* [CHALLENGE 1]
Write out the rows from the line containing "172, 1197, 176)" through the line containing "menu-item-card[interactable]: £5.95 Meat, chicken", both included, reproducing each line word for word.

* [DOCUMENT SEGMENT]
Brown seems to be completely unaware that many can and do loathe Islam precisely because of the harm it causes to Muslims (still not all) on a daily basis. My loathing of Islamism only makes sense in light of this fact. Who am I concerned for when I rage against FGM, honour killings, forced marriages, blasphemy laws, forced veiling and death by stoning? Who is it that provides the first line of resistance against these things? That would be Muslims. If you make disapproving noises about these human right violations in any other context then you’re a courageous humanitarian. Do it in the context of Islam and you’re a racist bigot. We need to have this conversation more sensibly.
Next time Andrew Brown hears someone pipe up about the horrors of FGM, blasphemy laws, executed apostates and stoned adulterers, perhaps he would do well to ask whether concern for these strangers’ well-being truly is masking hatred towards them. Comfortable, western liberals provide no service to those suffering under the tyranny of theocracy by denigrating those whom speak up against it.
Yes, there is racism, yes there is anti-muslim bigotry and it should be called out at every opportunity. But there is also legitimate criticism and concern for human rights across the Muslim world, and I’d like to think that being able to discern between these interests isn’t too great a challenge for any honest adult.
The tireless Council Of Ex-Muslims Of Britain know something about the consequences of bad ideas for Muslims and non-Muslims alike. I’ll leave you with their lucid and eloquent response5 to this drivel:
As Exmuslims, we critique Islam because there are many aspects of Islam that need to be critiqued. In particular, we seek to oppose Islam’s apostasy codes, which are oppressive and lead to persecution.
We have found it is quite difficult to get some people to listen to our stories because they fear that acknowledging these issues will contribute to a critical view towards Islam.
The idea is that particularly reactionary teachings and aspects of belief that lead to critical judgements of Islam are in and of themselves prejudiced. The resulting logic of this is that Islam should have special privileges, in as much as basic human conscience and ethical critical judgement of people living in a secular culture should not apply, or be expressed, towards Islam.
The fact that criticism exists, is the offence.
Effectively, this is to propose a kind of proxy blasphemy code and apostasy code, wherein the liberal secular space defers to Islamic taboos. Dissenting Muslims and Exmuslims have to conform to these proxy codes too. Everyone else is free to critique their own religion, and other faiths and ideas too. But Islam must be protected.
However, Muslims are free to critique all religions, belief systems and moralities, because evangelising Islam, and proffering critique and judgement is not only a divine prerogative, but the closing down of ethical, critical judgement towards Islam is also a divine right.
As we can see, this is an ethical and moral mess.

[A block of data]

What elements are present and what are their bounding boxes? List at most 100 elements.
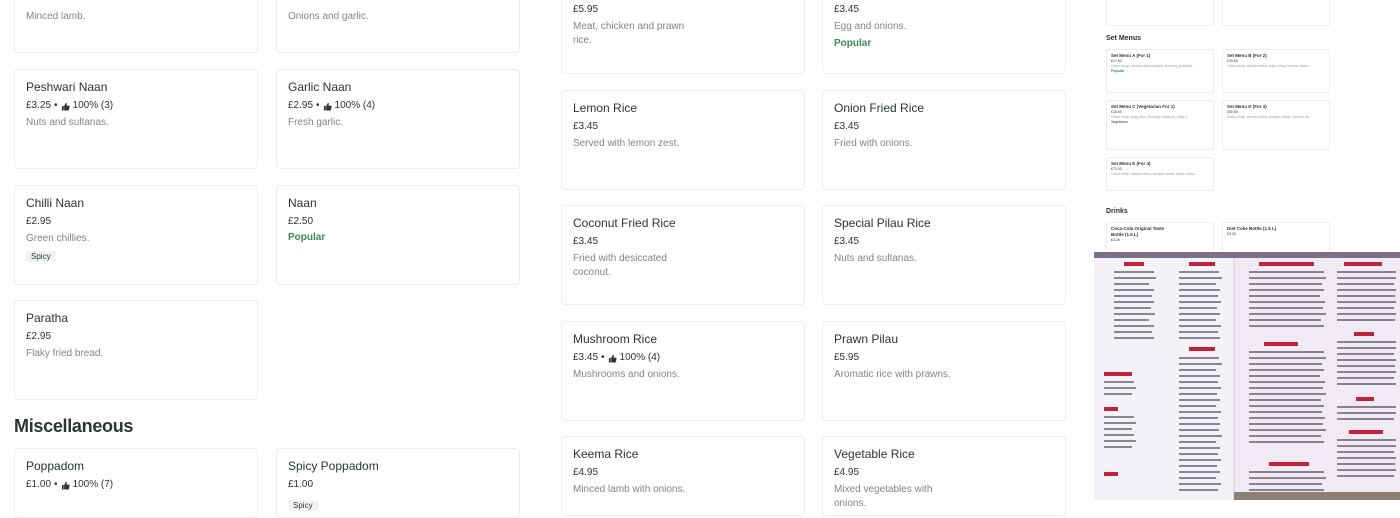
set-menu-desc: Onion bhaji, chicken tikka, chicken chaa… (1111, 172, 1197, 176)
set-menu-card[interactable]: Set Menu B (For 2) £33.50 Onion bhaji, c… (1222, 49, 1330, 93)
popular-label: Popular (1111, 68, 1125, 73)
menu-item-card[interactable]: £5.95 Meat, chicken and prawn rice. (561, 0, 805, 74)
set-menu-card[interactable]: Set Menu D (For 3) £50.50 Onion bhaji, c… (1222, 100, 1330, 150)
item-name: Coconut Fried Rice (573, 216, 676, 230)
separator-dot: • (316, 100, 320, 111)
item-price: £4.95 (834, 467, 860, 478)
item-price-rating: £1.00 • 100% (7) (26, 479, 246, 491)
preview-card[interactable] (1106, 0, 1214, 26)
item-name: Lemon Rice (573, 101, 638, 115)
item-price: £5.95 (834, 352, 860, 363)
item-name: Spicy Poppadom (288, 459, 379, 473)
menu-item-card[interactable]: Lemon Rice £3.45 Served with lemon zest. (561, 90, 805, 190)
item-name: Prawn Pilau (834, 332, 899, 346)
vegetarian-tag: Vegetarian (1111, 119, 1128, 124)
item-description: Fried with onions. (834, 138, 913, 149)
menu-preview-panel: Set Menus Set Menu A (For 1) £17.60 Onio… (1094, 0, 1400, 500)
item-price: £3.45 (834, 4, 860, 15)
set-menu-desc: Onion bhaji, chicken tikka, chicken chaa… (1227, 115, 1312, 119)
item-description: Nuts and sultanas. (26, 117, 109, 128)
item-price: £3.45 (834, 121, 860, 132)
item-price: £3.45 (573, 236, 599, 247)
menu-item-card[interactable]: Mushroom Rice £3.45 • 100% (4) Mushrooms… (561, 321, 805, 421)
item-name: Onion Fried Rice (834, 101, 925, 115)
thumbs-up-icon (608, 354, 617, 363)
item-price: £3.25 (26, 100, 52, 111)
set-menu-desc: Onion bhaji, chicken tikka masala, Bomba… (1111, 64, 1196, 68)
set-menu-card[interactable]: Set Menu C (Vegetarian For 1) £18.60 Oni… (1106, 100, 1214, 150)
menu-item-card[interactable]: Peshwari Naan £3.25 • 100% (3) Nuts and … (14, 69, 258, 169)
separator-dot: • (54, 479, 58, 490)
menu-item-card[interactable]: Coconut Fried Rice £3.45 Fried with desi… (561, 205, 805, 305)
item-name: Special Pilau Rice (834, 216, 931, 230)
menu-item-card[interactable]: Minced lamb. (14, 0, 258, 53)
item-price: £1.00 (26, 479, 52, 490)
item-price-rating: £3.25 • 100% (3) (26, 100, 246, 112)
item-description: Aromatic rice with prawns. (834, 369, 951, 380)
menu-item-card[interactable]: Chilli Naan £2.95 Green chillies. Spicy (14, 185, 258, 285)
item-price: £2.95 (26, 216, 52, 227)
separator-dot: • (601, 352, 605, 363)
item-name: Peshwari Naan (26, 80, 108, 94)
item-rating: 100% (3) (72, 100, 114, 111)
set-menus-heading: Set Menus (1106, 35, 1142, 42)
item-price: £5.95 (573, 4, 599, 15)
thumbs-up-icon (61, 102, 70, 111)
item-rating: 100% (4) (619, 352, 661, 363)
item-description: Nuts and sultanas. (834, 253, 917, 264)
set-menu-card[interactable]: Set Menu E (For 4) £72.00 Onion bhaji, c… (1106, 157, 1214, 191)
item-rating: 100% (4) (334, 100, 376, 111)
menu-item-card[interactable]: Special Pilau Rice £3.45 Nuts and sultan… (822, 205, 1066, 305)
drink-card[interactable]: Diet Coke Bottle (1.5 L) £3.25 (1222, 222, 1330, 252)
item-name: Paratha (26, 311, 69, 325)
menu-item-card[interactable]: Onions and garlic. (276, 0, 520, 53)
item-description: Green chillies. (26, 233, 90, 244)
drink-card[interactable]: Coca-Cola Original Taste Bottle (1.5 L) … (1106, 222, 1214, 252)
item-price: £3.45 (573, 121, 599, 132)
item-description: Mixed vegetables with onions. (834, 484, 933, 509)
menu-item-card[interactable]: Poppadom £1.00 • 100% (7) (14, 448, 258, 518)
popular-label: Popular (288, 232, 326, 243)
menu-item-card[interactable]: Spicy Poppadom £1.00 Spicy (276, 448, 520, 518)
item-price: £3.45 (834, 236, 860, 247)
drink-price: £3.25 (1227, 232, 1236, 236)
set-menu-desc: Onion bhaji, chicken tikka, onion bhaji,… (1227, 64, 1311, 68)
menu-item-card[interactable]: Onion Fried Rice £3.45 Fried with onions… (822, 90, 1066, 190)
menu-photo[interactable] (1094, 252, 1400, 500)
item-price-rating: £2.95 • 100% (4) (288, 100, 508, 112)
menu-item-card[interactable]: Paratha £2.95 Flaky fried bread. (14, 300, 258, 400)
item-name: Naan (288, 196, 317, 210)
menu-photo-drawing (1094, 252, 1400, 500)
section-heading-miscellaneous: Miscellaneous (14, 416, 134, 436)
menu-item-card[interactable]: Keema Rice £4.95 Minced lamb with onions… (561, 436, 805, 516)
item-description: Fried with desiccated coconut. (573, 253, 667, 278)
menu-item-card[interactable]: Vegetable Rice £4.95 Mixed vegetables wi… (822, 436, 1066, 516)
preview-card[interactable] (1222, 0, 1330, 26)
menu-item-card[interactable]: Naan £2.50 Popular (276, 185, 520, 285)
menu-item-card[interactable]: £3.45 Egg and onions. Popular (822, 0, 1066, 74)
item-description: Flaky fried bread. (26, 348, 104, 359)
item-description: Egg and onions. (834, 21, 907, 32)
item-description: Onions and garlic. (288, 11, 369, 22)
menu-item-card[interactable]: Prawn Pilau £5.95 Aromatic rice with pra… (822, 321, 1066, 421)
item-description: Minced lamb. (26, 11, 86, 22)
item-price: £2.95 (26, 331, 52, 342)
popular-label: Popular (834, 38, 872, 49)
menu-item-card[interactable]: Garlic Naan £2.95 • 100% (4) Fresh garli… (276, 69, 520, 169)
item-name: Mushroom Rice (573, 332, 658, 346)
set-menu-card[interactable]: Set Menu A (For 1) £17.60 Onion bhaji, c… (1106, 49, 1214, 93)
item-price: £3.45 (573, 352, 599, 363)
item-price: £4.95 (573, 467, 599, 478)
thumbs-up-icon (323, 102, 332, 111)
item-name: Garlic Naan (288, 80, 352, 94)
item-description: Mushrooms and onions. (573, 369, 680, 380)
item-price: £2.95 (288, 100, 314, 111)
spicy-tag: Spicy (288, 500, 318, 511)
item-price: £1.00 (288, 479, 314, 490)
item-description: Fresh garlic. (288, 117, 344, 128)
drinks-heading: Drinks (1106, 208, 1128, 215)
item-name: Vegetable Rice (834, 447, 915, 461)
item-rating: 100% (7) (72, 479, 114, 490)
thumbs-up-icon (61, 481, 70, 490)
item-price-rating: £3.45 • 100% (4) (573, 352, 793, 364)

* [CHALLENGE 2]
In the text on criticism of Islam, list every practice the writer says they rage against.

* [EXERCISE OUTPUT 1]
set-menu-desc: Onion bhaji, chicken tikka, chicken chaa… (1111, 172, 1197, 176)
set-menu-card[interactable]: Set Menu B (For 2) £33.50 Onion bhaji, c… (1222, 49, 1330, 93)
popular-label: Popular (1111, 68, 1125, 73)
menu-item-card[interactable]: £5.95 Meat, chicken and prawn rice. (561, 0, 805, 74)

* [EXERCISE OUTPUT 2]
FGM, honour killings, forced marriages, blasphemy laws, forced veiling, death by stoning